Required work
How many lines of these entries hold the string "Semis"? Answer with the number alone.

Data
++++

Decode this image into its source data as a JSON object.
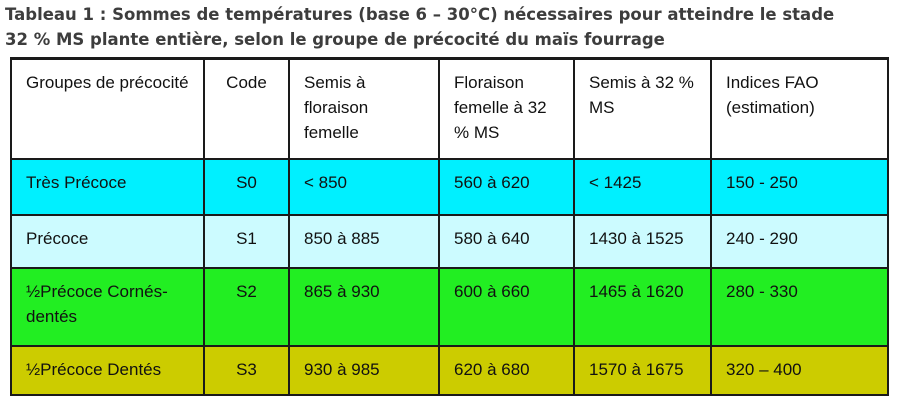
{
  "caption": {
    "line1": "Tableau 1 : Sommes de températures (base 6 – 30°C) nécessaires pour atteindre le stade",
    "line2": "32 % MS plante entière, selon le groupe de précocité du maïs fourrage"
  },
  "table": {
    "headers": [
      "Groupes de précocité",
      "Code",
      "Semis à floraison femelle",
      "Floraison femelle à 32 % MS",
      "Semis à 32 % MS",
      "Indices FAO (estimation)"
    ],
    "rows": [
      {
        "cells": [
          "Très Précoce",
          "S0",
          "< 850",
          "560 à 620",
          "< 1425",
          "150 - 250"
        ],
        "color": "#00f0ff"
      },
      {
        "cells": [
          "Précoce",
          "S1",
          "850 à 885",
          "580 à 640",
          "1430 à 1525",
          "240 - 290"
        ],
        "color": "#ccfbff"
      },
      {
        "cells": [
          "½Précoce Cornés-dentés",
          "S2",
          "865 à 930",
          "600 à 660",
          "1465 à 1620",
          "280 - 330"
        ],
        "color": "#22ee22"
      },
      {
        "cells": [
          "½Précoce Dentés",
          "S3",
          "930 à 985",
          "620 à 680",
          "1570 à 1675",
          "320 – 400"
        ],
        "color": "#cccc00"
      }
    ]
  }
}
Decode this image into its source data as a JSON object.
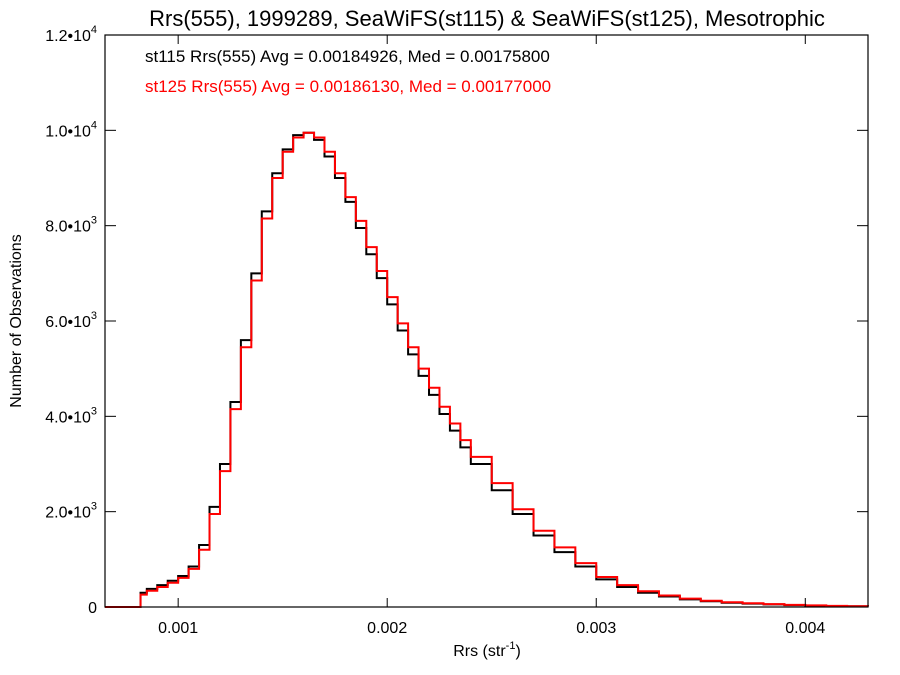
{
  "chart_data": {
    "type": "line",
    "title": "Rrs(555), 1999289, SeaWiFS(st115) & SeaWiFS(st125), Mesotrophic",
    "xlabel": "Rrs (str",
    "xlabel_sup": "-1",
    "xlabel_end": ")",
    "ylabel": "Number of Observations",
    "xlim": [
      0.00065,
      0.0043
    ],
    "ylim": [
      0,
      12000
    ],
    "x_ticks": [
      {
        "value": 0.001,
        "label": "0.001"
      },
      {
        "value": 0.002,
        "label": "0.002"
      },
      {
        "value": 0.003,
        "label": "0.003"
      },
      {
        "value": 0.004,
        "label": "0.004"
      }
    ],
    "y_ticks": [
      {
        "value": 0,
        "mant": "0",
        "exp": ""
      },
      {
        "value": 2000,
        "mant": "2.0•10",
        "exp": "3"
      },
      {
        "value": 4000,
        "mant": "4.0•10",
        "exp": "3"
      },
      {
        "value": 6000,
        "mant": "6.0•10",
        "exp": "3"
      },
      {
        "value": 8000,
        "mant": "8.0•10",
        "exp": "3"
      },
      {
        "value": 10000,
        "mant": "1.0•10",
        "exp": "4"
      },
      {
        "value": 12000,
        "mant": "1.2•10",
        "exp": "4"
      }
    ],
    "grid": false,
    "annotations": [
      {
        "text": "st115 Rrs(555) Avg = 0.00184926, Med = 0.00175800",
        "color": "#000000"
      },
      {
        "text": "st125 Rrs(555) Avg = 0.00186130, Med = 0.00177000",
        "color": "#ff0000"
      }
    ],
    "series": [
      {
        "color": "#000000",
        "x": [
          0.00065,
          0.0008,
          0.00082,
          0.00085,
          0.0009,
          0.00095,
          0.001,
          0.00105,
          0.0011,
          0.00115,
          0.0012,
          0.00125,
          0.0013,
          0.00135,
          0.0014,
          0.00145,
          0.0015,
          0.00155,
          0.0016,
          0.00165,
          0.0017,
          0.00175,
          0.0018,
          0.00185,
          0.0019,
          0.00195,
          0.002,
          0.00205,
          0.0021,
          0.00215,
          0.0022,
          0.00225,
          0.0023,
          0.00235,
          0.0024,
          0.0025,
          0.0026,
          0.0027,
          0.0028,
          0.0029,
          0.003,
          0.0031,
          0.0032,
          0.0033,
          0.0034,
          0.0035,
          0.0036,
          0.0037,
          0.0038,
          0.0039,
          0.004,
          0.0041,
          0.0042,
          0.0043
        ],
        "values": [
          0,
          0,
          300,
          380,
          460,
          550,
          650,
          850,
          1300,
          2100,
          3000,
          4300,
          5600,
          7000,
          8300,
          9100,
          9600,
          9900,
          9950,
          9800,
          9450,
          9000,
          8500,
          7950,
          7400,
          6900,
          6350,
          5800,
          5300,
          4850,
          4450,
          4050,
          3700,
          3350,
          3000,
          2450,
          1950,
          1500,
          1150,
          850,
          580,
          420,
          300,
          220,
          160,
          120,
          90,
          70,
          55,
          40,
          30,
          20,
          15,
          10
        ]
      },
      {
        "color": "#ff0000",
        "x": [
          0.00065,
          0.0008,
          0.00082,
          0.00085,
          0.0009,
          0.00095,
          0.001,
          0.00105,
          0.0011,
          0.00115,
          0.0012,
          0.00125,
          0.0013,
          0.00135,
          0.0014,
          0.00145,
          0.0015,
          0.00155,
          0.0016,
          0.00165,
          0.0017,
          0.00175,
          0.0018,
          0.00185,
          0.0019,
          0.00195,
          0.002,
          0.00205,
          0.0021,
          0.00215,
          0.0022,
          0.00225,
          0.0023,
          0.00235,
          0.0024,
          0.0025,
          0.0026,
          0.0027,
          0.0028,
          0.0029,
          0.003,
          0.0031,
          0.0032,
          0.0033,
          0.0034,
          0.0035,
          0.0036,
          0.0037,
          0.0038,
          0.0039,
          0.004,
          0.0041,
          0.0042,
          0.0043
        ],
        "values": [
          0,
          0,
          260,
          340,
          420,
          510,
          610,
          800,
          1200,
          1950,
          2850,
          4150,
          5450,
          6850,
          8150,
          9000,
          9550,
          9850,
          9950,
          9850,
          9550,
          9100,
          8600,
          8100,
          7550,
          7050,
          6500,
          5950,
          5450,
          5000,
          4600,
          4200,
          3850,
          3500,
          3150,
          2600,
          2050,
          1600,
          1250,
          920,
          630,
          460,
          330,
          240,
          175,
          130,
          100,
          78,
          60,
          45,
          33,
          23,
          17,
          12
        ]
      }
    ]
  }
}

++++

Task solution
2